Only the number is wanted: how many lines hold the word "xlabel"?

**Dataset records on visual material**

☆ ☆ ☆ ☆ ☆ ☆ ☆

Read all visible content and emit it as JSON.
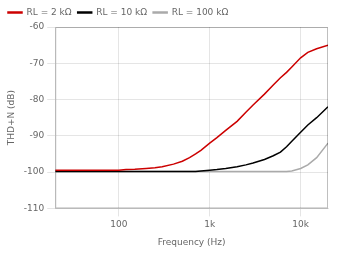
{
  "chart_data": {
    "type": "line",
    "log": "x",
    "xlabel": "Frequency (Hz)",
    "ylabel": "THD+N (dB)",
    "xlim": [
      20,
      20000
    ],
    "ylim": [
      -110,
      -60
    ],
    "xticks": [
      {
        "value": 100,
        "label": "100"
      },
      {
        "value": 1000,
        "label": "1k"
      },
      {
        "value": 10000,
        "label": "10k"
      }
    ],
    "yticks": [
      -110,
      -100,
      -90,
      -80,
      -70,
      -60
    ],
    "grid": true,
    "legend": "upper left",
    "x": [
      20,
      30,
      40,
      50,
      60,
      70,
      80,
      100,
      120,
      150,
      200,
      250,
      300,
      400,
      500,
      600,
      700,
      800,
      1000,
      1200,
      1500,
      2000,
      2500,
      3000,
      4000,
      5000,
      6000,
      7000,
      8000,
      10000,
      12000,
      15000,
      20000
    ],
    "series": [
      {
        "name": "RL = 2 kΩ",
        "color": "#cc0000",
        "values": [
          -99.5,
          -99.5,
          -99.5,
          -99.5,
          -99.5,
          -99.5,
          -99.5,
          -99.5,
          -99.3,
          -99.2,
          -99.0,
          -98.8,
          -98.5,
          -97.8,
          -97.0,
          -96.0,
          -95.0,
          -94.0,
          -92.0,
          -90.5,
          -88.5,
          -86.0,
          -83.5,
          -81.5,
          -78.5,
          -76.0,
          -74.0,
          -72.5,
          -71.0,
          -68.5,
          -67.0,
          -66.0,
          -65.0
        ]
      },
      {
        "name": "RL = 10 kΩ",
        "color": "#000000",
        "values": [
          -99.8,
          -99.8,
          -99.8,
          -99.8,
          -99.8,
          -99.8,
          -99.8,
          -99.8,
          -99.8,
          -99.8,
          -99.8,
          -99.8,
          -99.8,
          -99.8,
          -99.8,
          -99.8,
          -99.8,
          -99.7,
          -99.5,
          -99.3,
          -99.0,
          -98.5,
          -98.0,
          -97.5,
          -96.5,
          -95.5,
          -94.5,
          -93.0,
          -91.5,
          -89.0,
          -87.0,
          -85.0,
          -82.0
        ]
      },
      {
        "name": "RL = 100 kΩ",
        "color": "#aaaaaa",
        "values": [
          -99.8,
          -99.8,
          -99.8,
          -99.8,
          -99.8,
          -99.8,
          -99.8,
          -99.8,
          -99.8,
          -99.8,
          -99.8,
          -99.8,
          -99.8,
          -99.8,
          -99.8,
          -99.8,
          -99.8,
          -99.8,
          -99.8,
          -99.8,
          -99.8,
          -99.8,
          -99.8,
          -99.8,
          -99.8,
          -99.8,
          -99.8,
          -99.8,
          -99.7,
          -99.0,
          -98.0,
          -96.0,
          -92.0
        ]
      }
    ]
  }
}
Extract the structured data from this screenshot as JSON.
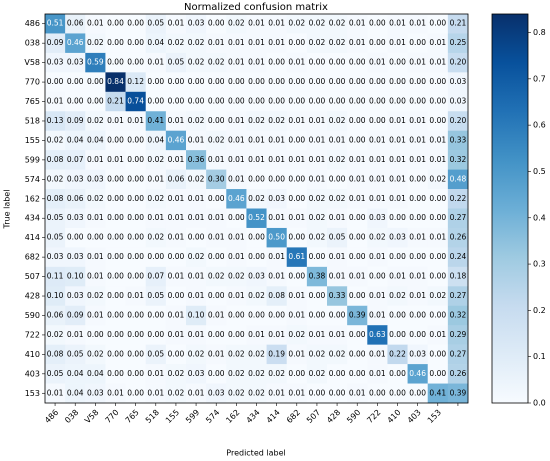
{
  "chart_data": {
    "type": "heatmap",
    "title": "Normalized confusion matrix",
    "xlabel": "Predicted label",
    "ylabel": "True label",
    "x": [
      "486",
      "038",
      "V58",
      "770",
      "765",
      "518",
      "155",
      "599",
      "574",
      "162",
      "434",
      "414",
      "682",
      "507",
      "428",
      "590",
      "722",
      "410",
      "403",
      "153",
      null
    ],
    "y": [
      "486",
      "038",
      "V58",
      "770",
      "765",
      "518",
      "155",
      "599",
      "574",
      "162",
      "434",
      "414",
      "682",
      "507",
      "428",
      "590",
      "722",
      "410",
      "403",
      "153"
    ],
    "colormap": [
      "#f7fbff",
      "#deebf7",
      "#c6dbef",
      "#9ecae1",
      "#6baed6",
      "#4292c6",
      "#2171b5",
      "#08519c",
      "#08306b"
    ],
    "clim": [
      0,
      0.84
    ],
    "cticks": [
      {
        "value": 0,
        "label": "0.0"
      },
      0.1,
      0.2,
      0.3,
      0.4,
      0.5,
      0.6,
      0.7,
      0.8
    ],
    "z": [
      [
        0.51,
        0.06,
        0.01,
        0,
        0,
        0.05,
        0.01,
        0.03,
        0,
        0.02,
        0.01,
        0.01,
        0.02,
        0.02,
        0.02,
        0.01,
        0,
        0.01,
        0.01,
        0,
        0.21
      ],
      [
        0.09,
        0.46,
        0.02,
        0,
        0,
        0.04,
        0.02,
        0.02,
        0.01,
        0.01,
        0.01,
        0.01,
        0,
        0.02,
        0.02,
        0.01,
        0,
        0.01,
        0,
        0.01,
        0.25
      ],
      [
        0.03,
        0.03,
        0.59,
        0,
        0,
        0.01,
        0.05,
        0.02,
        0.02,
        0.01,
        0.01,
        0,
        0.01,
        0,
        0,
        0,
        0.01,
        0,
        0.01,
        0.01,
        0.2
      ],
      [
        0,
        0,
        0,
        0.84,
        0.12,
        0,
        0,
        0,
        0,
        0,
        0,
        0,
        0,
        0,
        0,
        0,
        0,
        0,
        0,
        0,
        0.03
      ],
      [
        0.01,
        0,
        0,
        0.21,
        0.74,
        0,
        0,
        0,
        0,
        0,
        0,
        0,
        0,
        0,
        0,
        0,
        0,
        0,
        0,
        0,
        0.03
      ],
      [
        0.13,
        0.09,
        0.02,
        0.01,
        0.01,
        0.41,
        0.01,
        0.02,
        0,
        0.01,
        0.02,
        0.02,
        0.01,
        0.01,
        0.02,
        0,
        0,
        0.01,
        0.01,
        0,
        0.2
      ],
      [
        0.02,
        0.04,
        0.04,
        0,
        0,
        0.04,
        0.46,
        0.01,
        0.02,
        0.01,
        0.01,
        0.01,
        0,
        0.01,
        0.01,
        0,
        0.01,
        0.01,
        0.01,
        0.01,
        0.33
      ],
      [
        0.08,
        0.07,
        0.01,
        0.01,
        0,
        0.02,
        0.01,
        0.36,
        0.01,
        0.01,
        0.01,
        0.01,
        0.01,
        0.01,
        0.02,
        0.01,
        0.01,
        0.01,
        0.01,
        0.01,
        0.32
      ],
      [
        0.02,
        0.03,
        0.03,
        0,
        0,
        0.01,
        0.06,
        0.02,
        0.3,
        0.01,
        0,
        0,
        0,
        0.01,
        0,
        0.01,
        0.01,
        0.01,
        0,
        0.02,
        0.48
      ],
      [
        0.08,
        0.06,
        0.02,
        0,
        0,
        0.02,
        0.01,
        0.01,
        0,
        0.46,
        0.02,
        0.03,
        0,
        0.02,
        0.02,
        0.01,
        0.01,
        0.01,
        0,
        0,
        0.22
      ],
      [
        0.05,
        0.03,
        0.01,
        0,
        0,
        0.01,
        0.01,
        0.01,
        0.01,
        0,
        0.52,
        0.01,
        0.01,
        0.02,
        0.01,
        0,
        0.03,
        0,
        0,
        0,
        0.27
      ],
      [
        0.05,
        0,
        0,
        0,
        0,
        0.02,
        0.01,
        0,
        0.01,
        0.01,
        0,
        0.5,
        0,
        0.02,
        0.05,
        0,
        0.02,
        0.03,
        0.01,
        0.01,
        0.26
      ],
      [
        0.03,
        0.03,
        0.01,
        0,
        0,
        0,
        0,
        0.02,
        0,
        0.01,
        0,
        0.01,
        0.61,
        0,
        0.01,
        0,
        0.01,
        0,
        0,
        0,
        0.24
      ],
      [
        0.11,
        0.1,
        0.01,
        0,
        0,
        0.07,
        0.01,
        0.01,
        0.02,
        0.02,
        0.03,
        0.01,
        0,
        0.38,
        0.01,
        0.01,
        0,
        0.01,
        0.01,
        0,
        0.18
      ],
      [
        0.1,
        0.03,
        0.02,
        0,
        0.01,
        0.05,
        0,
        0.01,
        0,
        0.01,
        0.02,
        0.08,
        0.01,
        0,
        0.33,
        0,
        0.01,
        0.02,
        0.01,
        0.02,
        0.27
      ],
      [
        0.06,
        0.09,
        0.01,
        0,
        0,
        0,
        0.01,
        0.1,
        0.01,
        0,
        0,
        0,
        0.01,
        0,
        0,
        0.39,
        0.01,
        0,
        0,
        0,
        0.32
      ],
      [
        0.02,
        0.01,
        0,
        0,
        0,
        0,
        0.01,
        0.01,
        0,
        0,
        0.01,
        0.01,
        0.02,
        0.01,
        0.01,
        0,
        0.63,
        0,
        0,
        0.01,
        0.29
      ],
      [
        0.08,
        0.05,
        0.02,
        0,
        0,
        0.05,
        0,
        0.02,
        0.01,
        0.02,
        0.02,
        0.19,
        0.01,
        0.02,
        0.02,
        0,
        0.01,
        0.22,
        0.03,
        0,
        0.27
      ],
      [
        0.05,
        0.04,
        0.04,
        0,
        0,
        0.01,
        0.02,
        0.03,
        0,
        0.02,
        0.02,
        0.02,
        0,
        0.02,
        0,
        0,
        0.01,
        0,
        0.46,
        0,
        0.26
      ],
      [
        0.01,
        0.04,
        0.03,
        0.01,
        0,
        0.01,
        0.02,
        0.01,
        0.03,
        0.02,
        0.02,
        0.01,
        0.01,
        0,
        0,
        0.01,
        0,
        0,
        0,
        0.41,
        0.39
      ]
    ],
    "value_labels": [
      [
        "0.51",
        "0.06",
        "0.01",
        "0.00",
        "0.00",
        "0.05",
        "0.01",
        "0.03",
        "0.00",
        "0.02",
        "0.01",
        "0.01",
        "0.02",
        "0.02",
        "0.02",
        "0.01",
        "0.00",
        "0.01",
        "0.01",
        "0.00",
        "0.21"
      ],
      [
        "0.09",
        "0.46",
        "0.02",
        "0.00",
        "0.00",
        "0.04",
        "0.02",
        "0.02",
        "0.01",
        "0.01",
        "0.01",
        "0.01",
        "0.00",
        "0.02",
        "0.02",
        "0.01",
        "0.00",
        "0.01",
        "0.00",
        "0.01",
        "0.25"
      ],
      [
        "0.03",
        "0.03",
        "0.59",
        "0.00",
        "0.00",
        "0.01",
        "0.05",
        "0.02",
        "0.02",
        "0.01",
        "0.01",
        "0.00",
        "0.01",
        "0.00",
        "0.00",
        "0.00",
        "0.01",
        "0.00",
        "0.01",
        "0.01",
        "0.20"
      ],
      [
        "0.00",
        "0.00",
        "0.00",
        "0.84",
        "0.12",
        "0.00",
        "0.00",
        "0.00",
        "0.00",
        "0.00",
        "0.00",
        "0.00",
        "0.00",
        "0.00",
        "0.00",
        "0.00",
        "0.00",
        "0.00",
        "0.00",
        "0.00",
        "0.03"
      ],
      [
        "0.01",
        "0.00",
        "0.00",
        "0.21",
        "0.74",
        "0.00",
        "0.00",
        "0.00",
        "0.00",
        "0.00",
        "0.00",
        "0.00",
        "0.00",
        "0.00",
        "0.00",
        "0.00",
        "0.00",
        "0.00",
        "0.00",
        "0.00",
        "0.03"
      ],
      [
        "0.13",
        "0.09",
        "0.02",
        "0.01",
        "0.01",
        "0.41",
        "0.01",
        "0.02",
        "0.00",
        "0.01",
        "0.02",
        "0.02",
        "0.01",
        "0.01",
        "0.02",
        "0.00",
        "0.00",
        "0.01",
        "0.01",
        "0.00",
        "0.20"
      ],
      [
        "0.02",
        "0.04",
        "0.04",
        "0.00",
        "0.00",
        "0.04",
        "0.46",
        "0.01",
        "0.02",
        "0.01",
        "0.01",
        "0.01",
        "0.00",
        "0.01",
        "0.01",
        "0.00",
        "0.01",
        "0.01",
        "0.01",
        "0.01",
        "0.33"
      ],
      [
        "0.08",
        "0.07",
        "0.01",
        "0.01",
        "0.00",
        "0.02",
        "0.01",
        "0.36",
        "0.01",
        "0.01",
        "0.01",
        "0.01",
        "0.01",
        "0.01",
        "0.02",
        "0.01",
        "0.01",
        "0.01",
        "0.01",
        "0.01",
        "0.32"
      ],
      [
        "0.02",
        "0.03",
        "0.03",
        "0.00",
        "0.00",
        "0.01",
        "0.06",
        "0.02",
        "0.30",
        "0.01",
        "0.00",
        "0.00",
        "0.00",
        "0.01",
        "0.00",
        "0.01",
        "0.01",
        "0.01",
        "0.00",
        "0.02",
        "0.48"
      ],
      [
        "0.08",
        "0.06",
        "0.02",
        "0.00",
        "0.00",
        "0.02",
        "0.01",
        "0.01",
        "0.00",
        "0.46",
        "0.02",
        "0.03",
        "0.00",
        "0.02",
        "0.02",
        "0.01",
        "0.01",
        "0.01",
        "0.00",
        "0.00",
        "0.22"
      ],
      [
        "0.05",
        "0.03",
        "0.01",
        "0.00",
        "0.00",
        "0.01",
        "0.01",
        "0.01",
        "0.01",
        "0.00",
        "0.52",
        "0.01",
        "0.01",
        "0.02",
        "0.01",
        "0.00",
        "0.03",
        "0.00",
        "0.00",
        "0.00",
        "0.27"
      ],
      [
        "0.05",
        "0.00",
        "0.00",
        "0.00",
        "0.00",
        "0.02",
        "0.01",
        "0.00",
        "0.01",
        "0.01",
        "0.00",
        "0.50",
        "0.00",
        "0.02",
        "0.05",
        "0.00",
        "0.02",
        "0.03",
        "0.01",
        "0.01",
        "0.26"
      ],
      [
        "0.03",
        "0.03",
        "0.01",
        "0.00",
        "0.00",
        "0.00",
        "0.00",
        "0.02",
        "0.00",
        "0.01",
        "0.00",
        "0.01",
        "0.61",
        "0.00",
        "0.01",
        "0.00",
        "0.01",
        "0.00",
        "0.00",
        "0.00",
        "0.24"
      ],
      [
        "0.11",
        "0.10",
        "0.01",
        "0.00",
        "0.00",
        "0.07",
        "0.01",
        "0.01",
        "0.02",
        "0.02",
        "0.03",
        "0.01",
        "0.00",
        "0.38",
        "0.01",
        "0.01",
        "0.00",
        "0.01",
        "0.01",
        "0.00",
        "0.18"
      ],
      [
        "0.10",
        "0.03",
        "0.02",
        "0.00",
        "0.01",
        "0.05",
        "0.00",
        "0.01",
        "0.00",
        "0.01",
        "0.02",
        "0.08",
        "0.01",
        "0.00",
        "0.33",
        "0.00",
        "0.01",
        "0.02",
        "0.01",
        "0.02",
        "0.27"
      ],
      [
        "0.06",
        "0.09",
        "0.01",
        "0.00",
        "0.00",
        "0.00",
        "0.01",
        "0.10",
        "0.01",
        "0.00",
        "0.00",
        "0.00",
        "0.01",
        "0.00",
        "0.00",
        "0.39",
        "0.01",
        "0.00",
        "0.00",
        "0.00",
        "0.32"
      ],
      [
        "0.02",
        "0.01",
        "0.00",
        "0.00",
        "0.00",
        "0.00",
        "0.01",
        "0.01",
        "0.00",
        "0.00",
        "0.01",
        "0.01",
        "0.02",
        "0.01",
        "0.01",
        "0.00",
        "0.63",
        "0.00",
        "0.00",
        "0.01",
        "0.29"
      ],
      [
        "0.08",
        "0.05",
        "0.02",
        "0.00",
        "0.00",
        "0.05",
        "0.00",
        "0.02",
        "0.01",
        "0.02",
        "0.02",
        "0.19",
        "0.01",
        "0.02",
        "0.02",
        "0.00",
        "0.01",
        "0.22",
        "0.03",
        "0.00",
        "0.27"
      ],
      [
        "0.05",
        "0.04",
        "0.04",
        "0.00",
        "0.00",
        "0.01",
        "0.02",
        "0.03",
        "0.00",
        "0.02",
        "0.02",
        "0.02",
        "0.00",
        "0.02",
        "0.00",
        "0.00",
        "0.01",
        "0.00",
        "0.46",
        "0.00",
        "0.26"
      ],
      [
        "0.01",
        "0.04",
        "0.03",
        "0.01",
        "0.00",
        "0.01",
        "0.02",
        "0.01",
        "0.03",
        "0.02",
        "0.02",
        "0.01",
        "0.01",
        "0.00",
        "0.00",
        "0.01",
        "0.00",
        "0.00",
        "0.00",
        "0.41",
        "0.39"
      ]
    ]
  }
}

☆ ☆ ☆ ☆ ☆ ☆ ☆

**REPLY TO THE TASK**
2